--- Given problem ---
Repeat each entry as written, dropping any picture you find.

START Records shown

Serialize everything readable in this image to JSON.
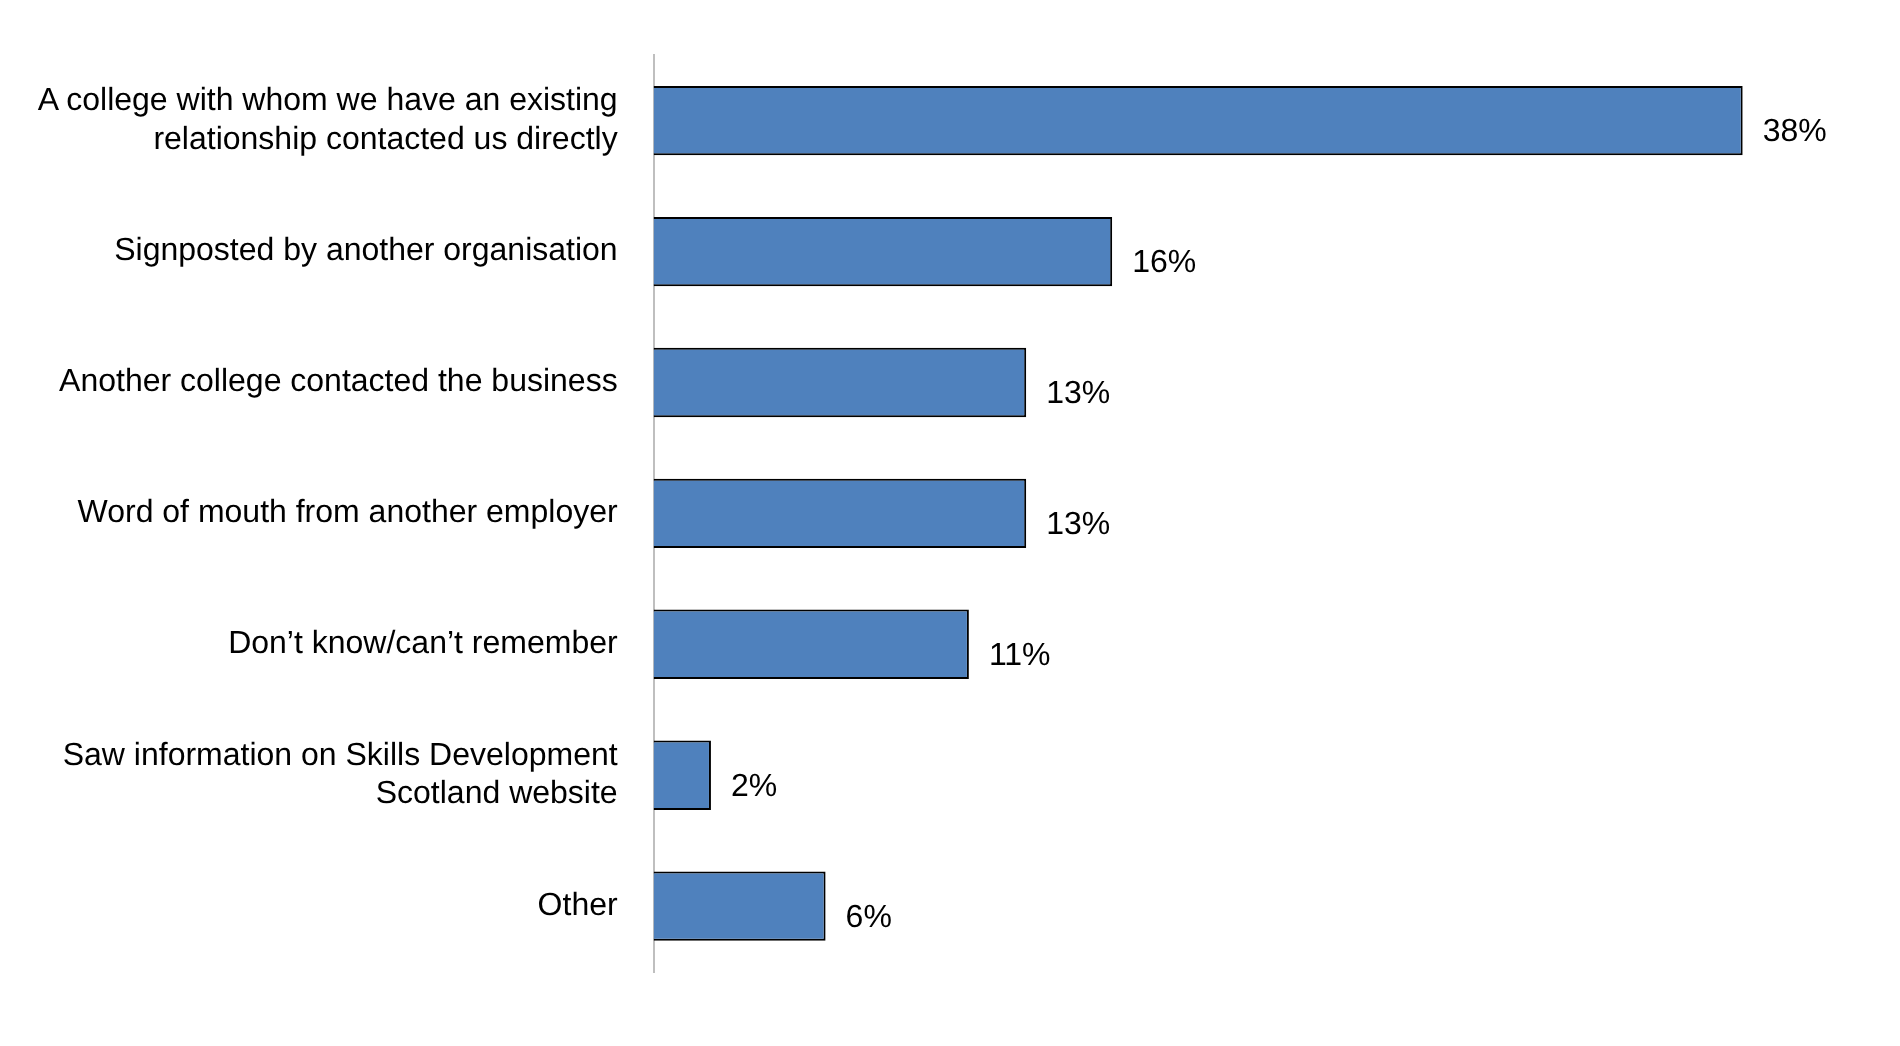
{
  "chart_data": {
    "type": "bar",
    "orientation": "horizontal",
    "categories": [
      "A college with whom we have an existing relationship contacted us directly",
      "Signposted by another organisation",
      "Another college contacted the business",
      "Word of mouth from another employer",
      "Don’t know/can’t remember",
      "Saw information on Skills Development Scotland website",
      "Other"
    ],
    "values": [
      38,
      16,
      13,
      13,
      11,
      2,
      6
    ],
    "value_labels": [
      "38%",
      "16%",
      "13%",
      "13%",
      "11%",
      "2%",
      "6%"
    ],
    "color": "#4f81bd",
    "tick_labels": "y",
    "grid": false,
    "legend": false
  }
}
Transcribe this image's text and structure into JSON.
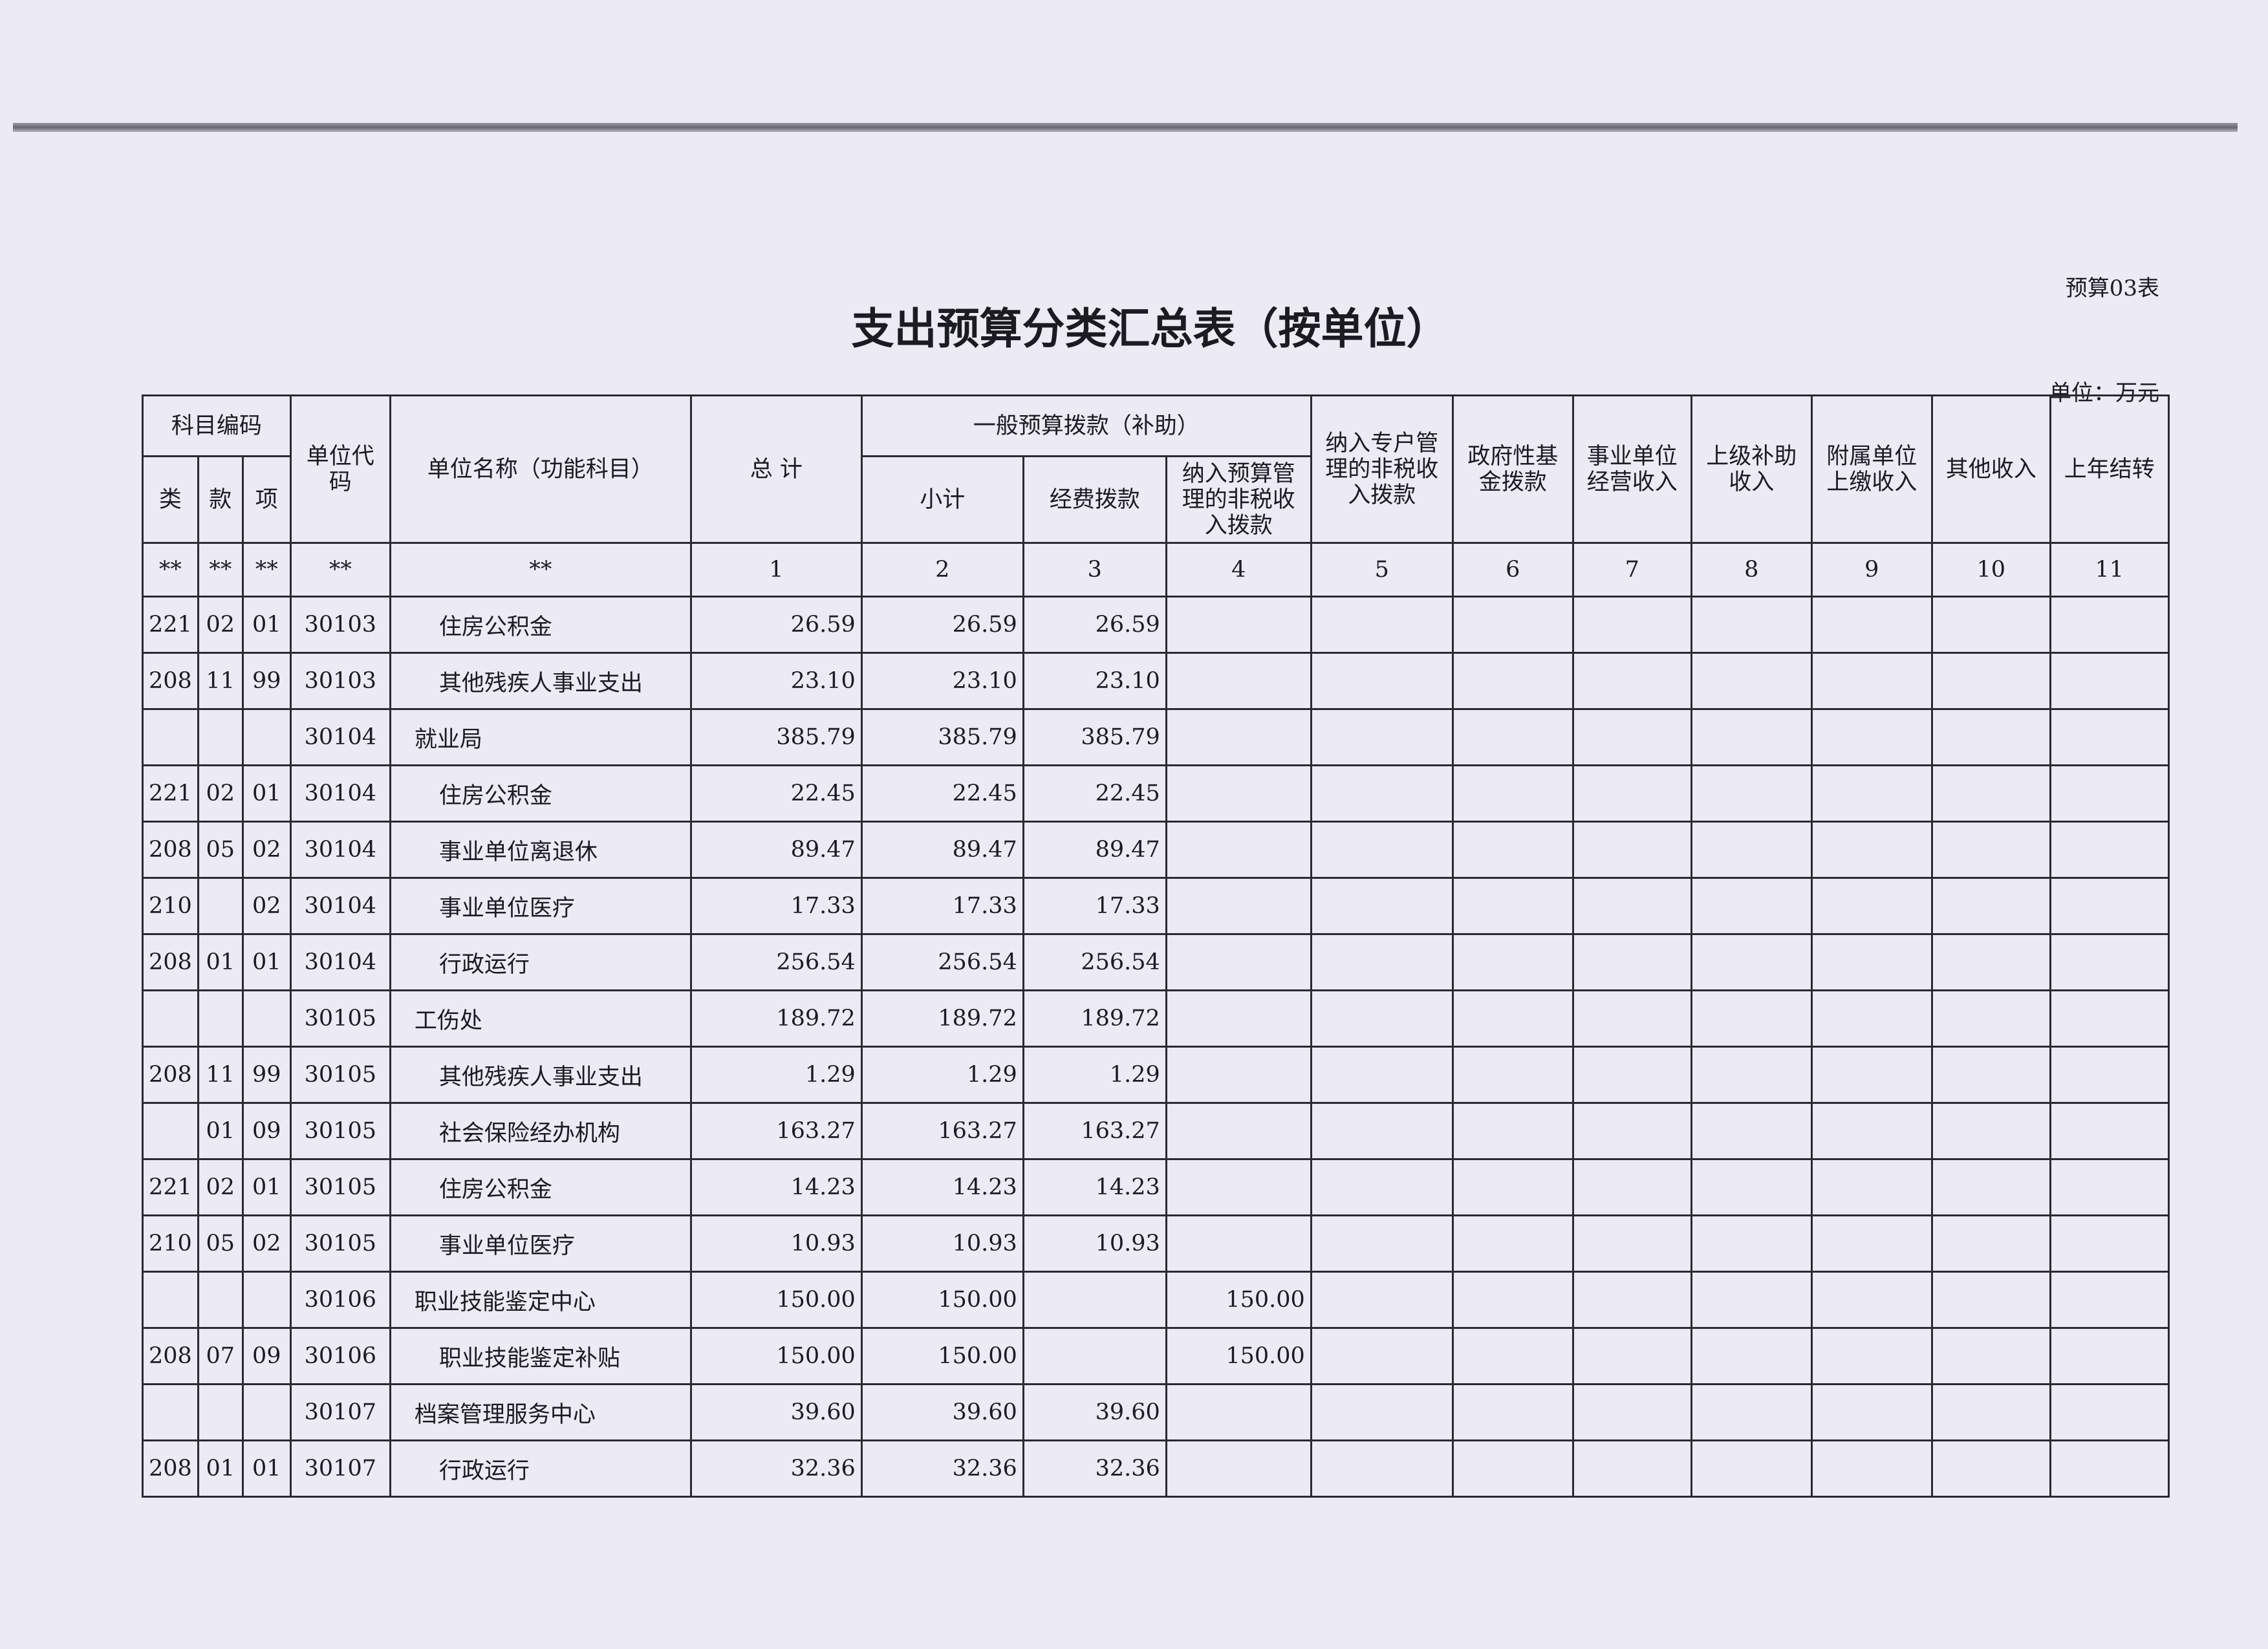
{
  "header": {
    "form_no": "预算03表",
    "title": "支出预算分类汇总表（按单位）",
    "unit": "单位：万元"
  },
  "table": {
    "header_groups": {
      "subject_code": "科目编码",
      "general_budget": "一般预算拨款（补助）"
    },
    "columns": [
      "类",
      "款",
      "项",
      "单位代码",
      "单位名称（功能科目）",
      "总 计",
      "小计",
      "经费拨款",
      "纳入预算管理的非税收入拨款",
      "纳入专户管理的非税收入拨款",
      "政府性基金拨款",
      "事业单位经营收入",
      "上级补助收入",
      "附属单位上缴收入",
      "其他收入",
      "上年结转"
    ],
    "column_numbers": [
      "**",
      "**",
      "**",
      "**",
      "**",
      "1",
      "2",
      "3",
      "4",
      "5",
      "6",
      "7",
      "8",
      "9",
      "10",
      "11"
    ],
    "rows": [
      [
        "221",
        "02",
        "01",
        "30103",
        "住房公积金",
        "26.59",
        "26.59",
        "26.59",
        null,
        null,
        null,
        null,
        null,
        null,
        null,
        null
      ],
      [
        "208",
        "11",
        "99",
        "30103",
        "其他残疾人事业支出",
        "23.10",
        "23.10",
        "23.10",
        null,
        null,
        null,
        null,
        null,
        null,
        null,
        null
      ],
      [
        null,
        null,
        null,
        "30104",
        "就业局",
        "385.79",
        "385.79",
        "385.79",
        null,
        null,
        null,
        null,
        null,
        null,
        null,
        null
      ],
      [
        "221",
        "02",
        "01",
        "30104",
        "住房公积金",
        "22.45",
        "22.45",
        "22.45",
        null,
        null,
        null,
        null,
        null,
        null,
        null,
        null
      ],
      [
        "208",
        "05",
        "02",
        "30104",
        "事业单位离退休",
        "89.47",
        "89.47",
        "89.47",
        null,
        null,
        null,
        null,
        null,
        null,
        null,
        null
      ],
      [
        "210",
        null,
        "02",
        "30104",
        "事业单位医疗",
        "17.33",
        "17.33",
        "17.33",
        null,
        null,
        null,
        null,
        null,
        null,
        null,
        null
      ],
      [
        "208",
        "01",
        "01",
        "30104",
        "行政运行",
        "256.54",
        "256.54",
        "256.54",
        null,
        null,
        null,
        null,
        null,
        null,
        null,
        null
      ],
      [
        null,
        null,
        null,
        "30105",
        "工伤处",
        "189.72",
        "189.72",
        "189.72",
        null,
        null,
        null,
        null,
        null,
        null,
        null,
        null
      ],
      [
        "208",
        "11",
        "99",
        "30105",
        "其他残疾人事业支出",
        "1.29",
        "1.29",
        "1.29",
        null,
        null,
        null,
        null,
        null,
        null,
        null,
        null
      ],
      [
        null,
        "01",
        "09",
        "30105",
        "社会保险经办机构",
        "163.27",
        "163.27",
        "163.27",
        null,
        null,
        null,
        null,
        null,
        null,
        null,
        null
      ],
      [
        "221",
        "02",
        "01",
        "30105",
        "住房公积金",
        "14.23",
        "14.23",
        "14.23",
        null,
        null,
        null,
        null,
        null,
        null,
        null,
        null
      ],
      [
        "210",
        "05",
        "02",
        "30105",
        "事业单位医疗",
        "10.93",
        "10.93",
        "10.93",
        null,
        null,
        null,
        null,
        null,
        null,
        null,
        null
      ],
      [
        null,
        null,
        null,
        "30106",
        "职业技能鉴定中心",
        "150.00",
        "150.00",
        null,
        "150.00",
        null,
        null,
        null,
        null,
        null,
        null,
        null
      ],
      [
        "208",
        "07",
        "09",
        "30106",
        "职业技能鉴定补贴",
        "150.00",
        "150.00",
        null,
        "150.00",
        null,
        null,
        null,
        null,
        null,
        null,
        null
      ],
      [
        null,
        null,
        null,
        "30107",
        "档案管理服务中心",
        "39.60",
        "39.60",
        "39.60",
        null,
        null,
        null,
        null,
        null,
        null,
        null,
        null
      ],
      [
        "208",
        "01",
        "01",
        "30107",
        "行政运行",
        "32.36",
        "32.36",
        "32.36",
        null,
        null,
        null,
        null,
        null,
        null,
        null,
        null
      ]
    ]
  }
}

END Records shown

--- Result ---
Serialize everything readable in this image to JSON.
{
  "chart_data": {
    "type": "bar",
    "orientation": "horizontal",
    "categories": [
      "A college with whom we have an existing relationship contacted us directly",
      "Signposted by another organisation",
      "Another college contacted the business",
      "Word of mouth from another employer",
      "Don’t know/can’t remember",
      "Saw information on Skills Development Scotland website",
      "Other"
    ],
    "values": [
      38,
      16,
      13,
      13,
      11,
      2,
      6
    ],
    "value_labels": [
      "38%",
      "16%",
      "13%",
      "13%",
      "11%",
      "2%",
      "6%"
    ],
    "color": "#4f81bd",
    "tick_labels": "y",
    "grid": false,
    "legend": false
  }
}
Transcribe this image's text and structure into JSON.
{
  "header": {
    "form_no": "预算03表",
    "title": "支出预算分类汇总表（按单位）",
    "unit": "单位：万元"
  },
  "table": {
    "header_groups": {
      "subject_code": "科目编码",
      "general_budget": "一般预算拨款（补助）"
    },
    "columns": [
      "类",
      "款",
      "项",
      "单位代码",
      "单位名称（功能科目）",
      "总 计",
      "小计",
      "经费拨款",
      "纳入预算管理的非税收入拨款",
      "纳入专户管理的非税收入拨款",
      "政府性基金拨款",
      "事业单位经营收入",
      "上级补助收入",
      "附属单位上缴收入",
      "其他收入",
      "上年结转"
    ],
    "column_numbers": [
      "**",
      "**",
      "**",
      "**",
      "**",
      "1",
      "2",
      "3",
      "4",
      "5",
      "6",
      "7",
      "8",
      "9",
      "10",
      "11"
    ],
    "rows": [
      [
        "221",
        "02",
        "01",
        "30103",
        "住房公积金",
        "26.59",
        "26.59",
        "26.59",
        null,
        null,
        null,
        null,
        null,
        null,
        null,
        null
      ],
      [
        "208",
        "11",
        "99",
        "30103",
        "其他残疾人事业支出",
        "23.10",
        "23.10",
        "23.10",
        null,
        null,
        null,
        null,
        null,
        null,
        null,
        null
      ],
      [
        null,
        null,
        null,
        "30104",
        "就业局",
        "385.79",
        "385.79",
        "385.79",
        null,
        null,
        null,
        null,
        null,
        null,
        null,
        null
      ],
      [
        "221",
        "02",
        "01",
        "30104",
        "住房公积金",
        "22.45",
        "22.45",
        "22.45",
        null,
        null,
        null,
        null,
        null,
        null,
        null,
        null
      ],
      [
        "208",
        "05",
        "02",
        "30104",
        "事业单位离退休",
        "89.47",
        "89.47",
        "89.47",
        null,
        null,
        null,
        null,
        null,
        null,
        null,
        null
      ],
      [
        "210",
        null,
        "02",
        "30104",
        "事业单位医疗",
        "17.33",
        "17.33",
        "17.33",
        null,
        null,
        null,
        null,
        null,
        null,
        null,
        null
      ],
      [
        "208",
        "01",
        "01",
        "30104",
        "行政运行",
        "256.54",
        "256.54",
        "256.54",
        null,
        null,
        null,
        null,
        null,
        null,
        null,
        null
      ],
      [
        null,
        null,
        null,
        "30105",
        "工伤处",
        "189.72",
        "189.72",
        "189.72",
        null,
        null,
        null,
        null,
        null,
        null,
        null,
        null
      ],
      [
        "208",
        "11",
        "99",
        "30105",
        "其他残疾人事业支出",
        "1.29",
        "1.29",
        "1.29",
        null,
        null,
        null,
        null,
        null,
        null,
        null,
        null
      ],
      [
        null,
        "01",
        "09",
        "30105",
        "社会保险经办机构",
        "163.27",
        "163.27",
        "163.27",
        null,
        null,
        null,
        null,
        null,
        null,
        null,
        null
      ],
      [
        "221",
        "02",
        "01",
        "30105",
        "住房公积金",
        "14.23",
        "14.23",
        "14.23",
        null,
        null,
        null,
        null,
        null,
        null,
        null,
        null
      ],
      [
        "210",
        "05",
        "02",
        "30105",
        "事业单位医疗",
        "10.93",
        "10.93",
        "10.93",
        null,
        null,
        null,
        null,
        null,
        null,
        null,
        null
      ],
      [
        null,
        null,
        null,
        "30106",
        "职业技能鉴定中心",
        "150.00",
        "150.00",
        null,
        "150.00",
        null,
        null,
        null,
        null,
        null,
        null,
        null
      ],
      [
        "208",
        "07",
        "09",
        "30106",
        "职业技能鉴定补贴",
        "150.00",
        "150.00",
        null,
        "150.00",
        null,
        null,
        null,
        null,
        null,
        null,
        null
      ],
      [
        null,
        null,
        null,
        "30107",
        "档案管理服务中心",
        "39.60",
        "39.60",
        "39.60",
        null,
        null,
        null,
        null,
        null,
        null,
        null,
        null
      ],
      [
        "208",
        "01",
        "01",
        "30107",
        "行政运行",
        "32.36",
        "32.36",
        "32.36",
        null,
        null,
        null,
        null,
        null,
        null,
        null,
        null
      ]
    ]
  }
}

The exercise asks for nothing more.